[Requirement] Make an exact copy of all the records.

[Dataset rows]
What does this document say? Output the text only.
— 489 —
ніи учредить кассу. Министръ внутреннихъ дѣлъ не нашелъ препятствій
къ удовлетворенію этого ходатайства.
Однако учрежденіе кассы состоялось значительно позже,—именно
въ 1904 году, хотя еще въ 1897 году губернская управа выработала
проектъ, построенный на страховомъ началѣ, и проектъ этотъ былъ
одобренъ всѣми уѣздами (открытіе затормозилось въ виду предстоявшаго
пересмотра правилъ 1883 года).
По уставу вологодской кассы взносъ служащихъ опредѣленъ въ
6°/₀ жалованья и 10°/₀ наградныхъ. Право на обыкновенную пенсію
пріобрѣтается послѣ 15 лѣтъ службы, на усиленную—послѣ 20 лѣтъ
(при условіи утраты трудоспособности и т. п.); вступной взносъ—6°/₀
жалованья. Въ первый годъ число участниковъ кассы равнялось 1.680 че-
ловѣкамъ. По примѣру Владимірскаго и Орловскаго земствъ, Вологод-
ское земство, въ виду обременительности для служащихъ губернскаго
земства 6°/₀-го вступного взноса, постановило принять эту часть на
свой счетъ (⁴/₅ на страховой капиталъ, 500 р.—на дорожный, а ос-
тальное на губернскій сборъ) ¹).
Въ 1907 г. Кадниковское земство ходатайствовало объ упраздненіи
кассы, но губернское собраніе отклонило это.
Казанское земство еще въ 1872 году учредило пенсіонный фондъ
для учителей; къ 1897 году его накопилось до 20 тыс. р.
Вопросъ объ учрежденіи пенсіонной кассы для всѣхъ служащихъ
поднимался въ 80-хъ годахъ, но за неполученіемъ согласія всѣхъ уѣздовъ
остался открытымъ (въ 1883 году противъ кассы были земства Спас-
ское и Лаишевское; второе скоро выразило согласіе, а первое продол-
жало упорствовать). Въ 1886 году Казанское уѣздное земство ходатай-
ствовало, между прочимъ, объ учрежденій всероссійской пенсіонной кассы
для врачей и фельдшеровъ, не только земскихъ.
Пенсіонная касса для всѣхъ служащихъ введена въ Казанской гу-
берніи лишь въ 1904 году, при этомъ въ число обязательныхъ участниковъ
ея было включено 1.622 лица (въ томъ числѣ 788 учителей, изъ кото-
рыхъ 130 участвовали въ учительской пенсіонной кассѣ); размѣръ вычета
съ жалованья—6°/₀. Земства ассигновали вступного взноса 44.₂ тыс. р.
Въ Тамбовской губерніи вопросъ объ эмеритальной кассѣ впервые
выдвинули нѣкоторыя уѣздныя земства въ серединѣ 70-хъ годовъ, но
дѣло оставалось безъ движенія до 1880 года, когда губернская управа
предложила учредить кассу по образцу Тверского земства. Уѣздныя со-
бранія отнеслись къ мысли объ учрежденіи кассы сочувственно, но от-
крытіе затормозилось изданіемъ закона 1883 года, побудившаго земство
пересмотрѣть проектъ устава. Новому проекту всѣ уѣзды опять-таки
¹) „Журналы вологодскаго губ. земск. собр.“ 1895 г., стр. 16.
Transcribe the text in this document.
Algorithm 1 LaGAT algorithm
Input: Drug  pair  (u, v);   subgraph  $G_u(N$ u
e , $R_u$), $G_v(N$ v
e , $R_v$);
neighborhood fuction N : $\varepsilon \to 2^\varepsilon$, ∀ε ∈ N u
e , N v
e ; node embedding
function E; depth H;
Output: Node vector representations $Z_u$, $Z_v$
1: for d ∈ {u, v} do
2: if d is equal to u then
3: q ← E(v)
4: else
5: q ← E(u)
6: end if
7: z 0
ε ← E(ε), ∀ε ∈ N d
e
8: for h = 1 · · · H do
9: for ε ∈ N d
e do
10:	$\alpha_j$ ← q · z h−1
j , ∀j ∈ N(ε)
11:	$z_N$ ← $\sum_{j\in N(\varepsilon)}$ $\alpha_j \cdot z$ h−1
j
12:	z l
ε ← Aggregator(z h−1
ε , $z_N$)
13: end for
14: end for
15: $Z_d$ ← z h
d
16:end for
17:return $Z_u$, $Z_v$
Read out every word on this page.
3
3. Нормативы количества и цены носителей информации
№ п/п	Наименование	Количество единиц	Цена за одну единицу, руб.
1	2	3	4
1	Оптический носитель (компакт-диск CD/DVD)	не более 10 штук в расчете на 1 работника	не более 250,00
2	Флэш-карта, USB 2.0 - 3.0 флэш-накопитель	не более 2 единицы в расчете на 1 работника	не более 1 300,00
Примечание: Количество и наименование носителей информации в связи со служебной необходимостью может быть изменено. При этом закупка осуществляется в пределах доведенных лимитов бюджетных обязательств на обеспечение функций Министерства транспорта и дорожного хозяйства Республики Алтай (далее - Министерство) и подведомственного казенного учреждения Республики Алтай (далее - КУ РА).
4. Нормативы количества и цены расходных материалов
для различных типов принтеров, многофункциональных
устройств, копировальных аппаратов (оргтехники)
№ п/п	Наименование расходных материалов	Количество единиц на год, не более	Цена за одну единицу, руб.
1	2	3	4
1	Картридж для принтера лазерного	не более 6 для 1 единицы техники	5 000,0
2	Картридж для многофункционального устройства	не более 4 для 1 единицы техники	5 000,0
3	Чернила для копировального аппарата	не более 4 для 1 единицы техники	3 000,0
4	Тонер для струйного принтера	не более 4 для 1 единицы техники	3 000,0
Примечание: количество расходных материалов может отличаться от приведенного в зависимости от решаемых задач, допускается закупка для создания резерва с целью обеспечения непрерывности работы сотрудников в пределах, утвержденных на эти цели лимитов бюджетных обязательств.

[Solution]
What does this document say? Output the text only.
— 489 —
ніи учредить кассу. Министръ внутреннихъ дѣлъ не нашелъ препятствій
къ удовлетворенію этого ходатайства.
Однако учрежденіе кассы состоялось значительно позже,—именно
въ 1904 году, хотя еще въ 1897 году губернская управа выработала
проектъ, построенный на страховомъ началѣ, и проектъ этотъ былъ
одобренъ всѣми уѣздами (открытіе затормозилось въ виду предстоявшаго
пересмотра правилъ 1883 года).
По уставу вологодской кассы взносъ служащихъ опредѣленъ въ
6°/₀ жалованья и 10°/₀ наградныхъ. Право на обыкновенную пенсію
пріобрѣтается послѣ 15 лѣтъ службы, на усиленную—послѣ 20 лѣтъ
(при условіи утраты трудоспособности и т. п.); вступной взносъ—6°/₀
жалованья. Въ первый годъ число участниковъ кассы равнялось 1.680 че-
ловѣкамъ. По примѣру Владимірскаго и Орловскаго земствъ, Вологод-
ское земство, въ виду обременительности для служащихъ губернскаго
земства 6°/₀-го вступного взноса, постановило принять эту часть на
свой счетъ (⁴/₅ на страховой капиталъ, 500 р.—на дорожный, а ос-
тальное на губернскій сборъ) ¹).
Въ 1907 г. Кадниковское земство ходатайствовало объ упраздненіи
кассы, но губернское собраніе отклонило это.
Казанское земство еще въ 1872 году учредило пенсіонный фондъ
для учителей; къ 1897 году его накопилось до 20 тыс. р.
Вопросъ объ учрежденіи пенсіонной кассы для всѣхъ служащихъ
поднимался въ 80-хъ годахъ, но за неполученіемъ согласія всѣхъ уѣздовъ
остался открытымъ (въ 1883 году противъ кассы были земства Спас-
ское и Лаишевское; второе скоро выразило согласіе, а первое продол-
жало упорствовать). Въ 1886 году Казанское уѣздное земство ходатай-
ствовало, между прочимъ, объ учрежденій всероссійской пенсіонной кассы
для врачей и фельдшеровъ, не только земскихъ.
Пенсіонная касса для всѣхъ служащихъ введена въ Казанской гу-
берніи лишь въ 1904 году, при этомъ въ число обязательныхъ участниковъ
ея было включено 1.622 лица (въ томъ числѣ 788 учителей, изъ кото-
рыхъ 130 участвовали въ учительской пенсіонной кассѣ); размѣръ вычета
съ жалованья—6°/₀. Земства ассигновали вступного взноса 44.₂ тыс. р.
Въ Тамбовской губерніи вопросъ объ эмеритальной кассѣ впервые
выдвинули нѣкоторыя уѣздныя земства въ серединѣ 70-хъ годовъ, но
дѣло оставалось безъ движенія до 1880 года, когда губернская управа
предложила учредить кассу по образцу Тверского земства. Уѣздныя со-
бранія отнеслись къ мысли объ учрежденіи кассы сочувственно, но от-
крытіе затормозилось изданіемъ закона 1883 года, побудившаго земство
пересмотрѣть проектъ устава. Новому проекту всѣ уѣзды опять-таки
¹) „Журналы вологодскаго губ. земск. собр.“ 1895 г., стр. 16.
Transcribe the text in this document.
Algorithm 1 LaGAT algorithm
Input: Drug  pair  (u, v);   subgraph  $G_u(N$ u
e , $R_u$), $G_v(N$ v
e , $R_v$);
neighborhood fuction N : $\varepsilon \to 2^\varepsilon$, ∀ε ∈ N u
e , N v
e ; node embedding
function E; depth H;
Output: Node vector representations $Z_u$, $Z_v$
1: for d ∈ {u, v} do
2: if d is equal to u then
3: q ← E(v)
4: else
5: q ← E(u)
6: end if
7: z 0
ε ← E(ε), ∀ε ∈ N d
e
8: for h = 1 · · · H do
9: for ε ∈ N d
e do
10:	$\alpha_j$ ← q · z h−1
j , ∀j ∈ N(ε)
11:	$z_N$ ← $\sum_{j\in N(\varepsilon)}$ $\alpha_j \cdot z$ h−1
j
12:	z l
ε ← Aggregator(z h−1
ε , $z_N$)
13: end for
14: end for
15: $Z_d$ ← z h
d
16:end for
17:return $Z_u$, $Z_v$
Read out every word on this page.
3
3. Нормативы количества и цены носителей информации
№ п/п	Наименование	Количество единиц	Цена за одну единицу, руб.
1	2	3	4
1	Оптический носитель (компакт-диск CD/DVD)	не более 10 штук в расчете на 1 работника	не более 250,00
2	Флэш-карта, USB 2.0 - 3.0 флэш-накопитель	не более 2 единицы в расчете на 1 работника	не более 1 300,00
Примечание: Количество и наименование носителей информации в связи со служебной необходимостью может быть изменено. При этом закупка осуществляется в пределах доведенных лимитов бюджетных обязательств на обеспечение функций Министерства транспорта и дорожного хозяйства Республики Алтай (далее - Министерство) и подведомственного казенного учреждения Республики Алтай (далее - КУ РА).
4. Нормативы количества и цены расходных материалов
для различных типов принтеров, многофункциональных
устройств, копировальных аппаратов (оргтехники)
№ п/п	Наименование расходных материалов	Количество единиц на год, не более	Цена за одну единицу, руб.
1	2	3	4
1	Картридж для принтера лазерного	не более 6 для 1 единицы техники	5 000,0
2	Картридж для многофункционального устройства	не более 4 для 1 единицы техники	5 000,0
3	Чернила для копировального аппарата	не более 4 для 1 единицы техники	3 000,0
4	Тонер для струйного принтера	не более 4 для 1 единицы техники	3 000,0
Примечание: количество расходных материалов может отличаться от приведенного в зависимости от решаемых задач, допускается закупка для создания резерва с целью обеспечения непрерывности работы сотрудников в пределах, утвержденных на эти цели лимитов бюджетных обязательств.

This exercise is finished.